### [Given instruction]
Copy out each line exactly; pictures stay out of the copy.

[Stored data]
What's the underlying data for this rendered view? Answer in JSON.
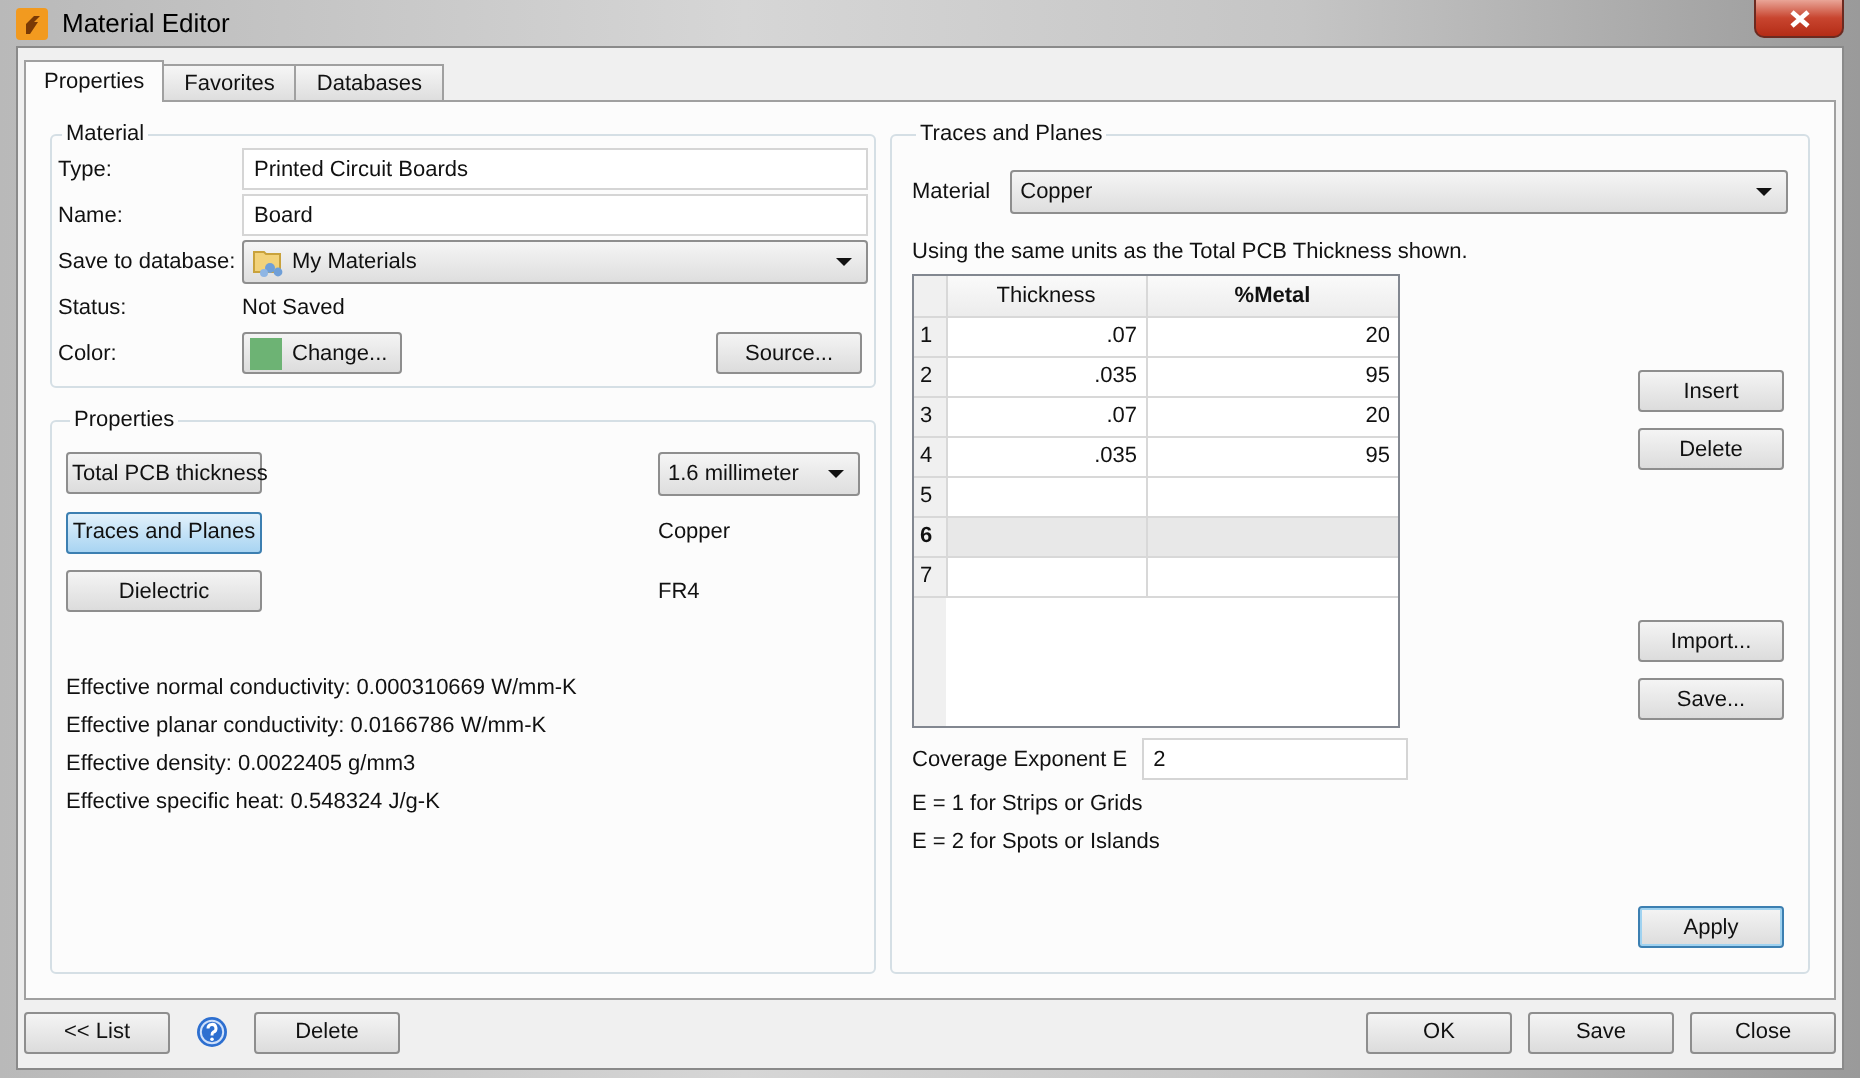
{
  "window": {
    "title": "Material Editor"
  },
  "tabs": [
    {
      "label": "Properties",
      "selected": true
    },
    {
      "label": "Favorites",
      "selected": false
    },
    {
      "label": "Databases",
      "selected": false
    }
  ],
  "material": {
    "legend": "Material",
    "rows": [
      {
        "kind": "input",
        "label": "Type:",
        "value": "Printed Circuit Boards"
      },
      {
        "kind": "input",
        "label": "Name:",
        "value": "Board"
      },
      {
        "kind": "dropdown",
        "label": "Save to database:",
        "value": "My Materials"
      },
      {
        "kind": "text",
        "label": "Status:",
        "value": "Not Saved"
      },
      {
        "kind": "color",
        "label": "Color:",
        "value": "Change...",
        "color": "#6db374",
        "extra_button": "Source..."
      }
    ]
  },
  "properties": {
    "legend": "Properties",
    "items": [
      {
        "button": "Total PCB thickness",
        "selected": false,
        "kind": "dropdown",
        "value": "1.6 millimeter"
      },
      {
        "button": "Traces and Planes",
        "selected": true,
        "kind": "text",
        "value": "Copper"
      },
      {
        "button": "Dielectric",
        "selected": false,
        "kind": "text",
        "value": "FR4"
      }
    ],
    "results": [
      "Effective normal conductivity: 0.000310669 W/mm-K",
      "Effective planar conductivity: 0.0166786 W/mm-K",
      "Effective density: 0.0022405 g/mm3",
      "Effective specific heat: 0.548324 J/g-K"
    ]
  },
  "traces": {
    "legend": "Traces and Planes",
    "material_label": "Material",
    "material_value": "Copper",
    "note": "Using the same units as the Total PCB Thickness shown.",
    "columns": [
      {
        "label": "Thickness",
        "current": false
      },
      {
        "label": "%Metal",
        "current": true
      }
    ],
    "rows": [
      {
        "number": "1",
        "cells": [
          ".07",
          "20"
        ],
        "selected": false
      },
      {
        "number": "2",
        "cells": [
          ".035",
          "95"
        ],
        "selected": false
      },
      {
        "number": "3",
        "cells": [
          ".07",
          "20"
        ],
        "selected": false
      },
      {
        "number": "4",
        "cells": [
          ".035",
          "95"
        ],
        "selected": false
      },
      {
        "number": "5",
        "selected": false
      },
      {
        "number": "6",
        "selected": true
      },
      {
        "number": "7",
        "selected": false
      }
    ],
    "edit_buttons": [
      "Insert",
      "Delete"
    ],
    "file_buttons": [
      "Import...",
      "Save..."
    ],
    "coverage": {
      "label": "Coverage Exponent E",
      "value": "2"
    },
    "hints": [
      "E = 1 for Strips or Grids",
      "E = 2 for Spots or Islands"
    ],
    "apply": {
      "label": "Apply",
      "default": true
    }
  },
  "footer": {
    "left": [
      {
        "kind": "button",
        "label": "<< List"
      },
      {
        "kind": "help"
      },
      {
        "kind": "button",
        "label": "Delete"
      }
    ],
    "right": [
      "OK",
      "Save",
      "Close"
    ]
  }
}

### [Finished answer]
What's the underlying data for this rendered view? Answer in JSON.
{
  "window": {
    "title": "Material Editor"
  },
  "tabs": [
    {
      "label": "Properties",
      "selected": true
    },
    {
      "label": "Favorites",
      "selected": false
    },
    {
      "label": "Databases",
      "selected": false
    }
  ],
  "material": {
    "legend": "Material",
    "rows": [
      {
        "kind": "input",
        "label": "Type:",
        "value": "Printed Circuit Boards"
      },
      {
        "kind": "input",
        "label": "Name:",
        "value": "Board"
      },
      {
        "kind": "dropdown",
        "label": "Save to database:",
        "value": "My Materials"
      },
      {
        "kind": "text",
        "label": "Status:",
        "value": "Not Saved"
      },
      {
        "kind": "color",
        "label": "Color:",
        "value": "Change...",
        "color": "#6db374",
        "extra_button": "Source..."
      }
    ]
  },
  "properties": {
    "legend": "Properties",
    "items": [
      {
        "button": "Total PCB thickness",
        "selected": false,
        "kind": "dropdown",
        "value": "1.6 millimeter"
      },
      {
        "button": "Traces and Planes",
        "selected": true,
        "kind": "text",
        "value": "Copper"
      },
      {
        "button": "Dielectric",
        "selected": false,
        "kind": "text",
        "value": "FR4"
      }
    ],
    "results": [
      "Effective normal conductivity: 0.000310669 W/mm-K",
      "Effective planar conductivity: 0.0166786 W/mm-K",
      "Effective density: 0.0022405 g/mm3",
      "Effective specific heat: 0.548324 J/g-K"
    ]
  },
  "traces": {
    "legend": "Traces and Planes",
    "material_label": "Material",
    "material_value": "Copper",
    "note": "Using the same units as the Total PCB Thickness shown.",
    "columns": [
      {
        "label": "Thickness",
        "current": false
      },
      {
        "label": "%Metal",
        "current": true
      }
    ],
    "rows": [
      {
        "number": "1",
        "cells": [
          ".07",
          "20"
        ],
        "selected": false
      },
      {
        "number": "2",
        "cells": [
          ".035",
          "95"
        ],
        "selected": false
      },
      {
        "number": "3",
        "cells": [
          ".07",
          "20"
        ],
        "selected": false
      },
      {
        "number": "4",
        "cells": [
          ".035",
          "95"
        ],
        "selected": false
      },
      {
        "number": "5",
        "selected": false
      },
      {
        "number": "6",
        "selected": true
      },
      {
        "number": "7",
        "selected": false
      }
    ],
    "edit_buttons": [
      "Insert",
      "Delete"
    ],
    "file_buttons": [
      "Import...",
      "Save..."
    ],
    "coverage": {
      "label": "Coverage Exponent E",
      "value": "2"
    },
    "hints": [
      "E = 1 for Strips or Grids",
      "E = 2 for Spots or Islands"
    ],
    "apply": {
      "label": "Apply",
      "default": true
    }
  },
  "footer": {
    "left": [
      {
        "kind": "button",
        "label": "<< List"
      },
      {
        "kind": "help"
      },
      {
        "kind": "button",
        "label": "Delete"
      }
    ],
    "right": [
      "OK",
      "Save",
      "Close"
    ]
  }
}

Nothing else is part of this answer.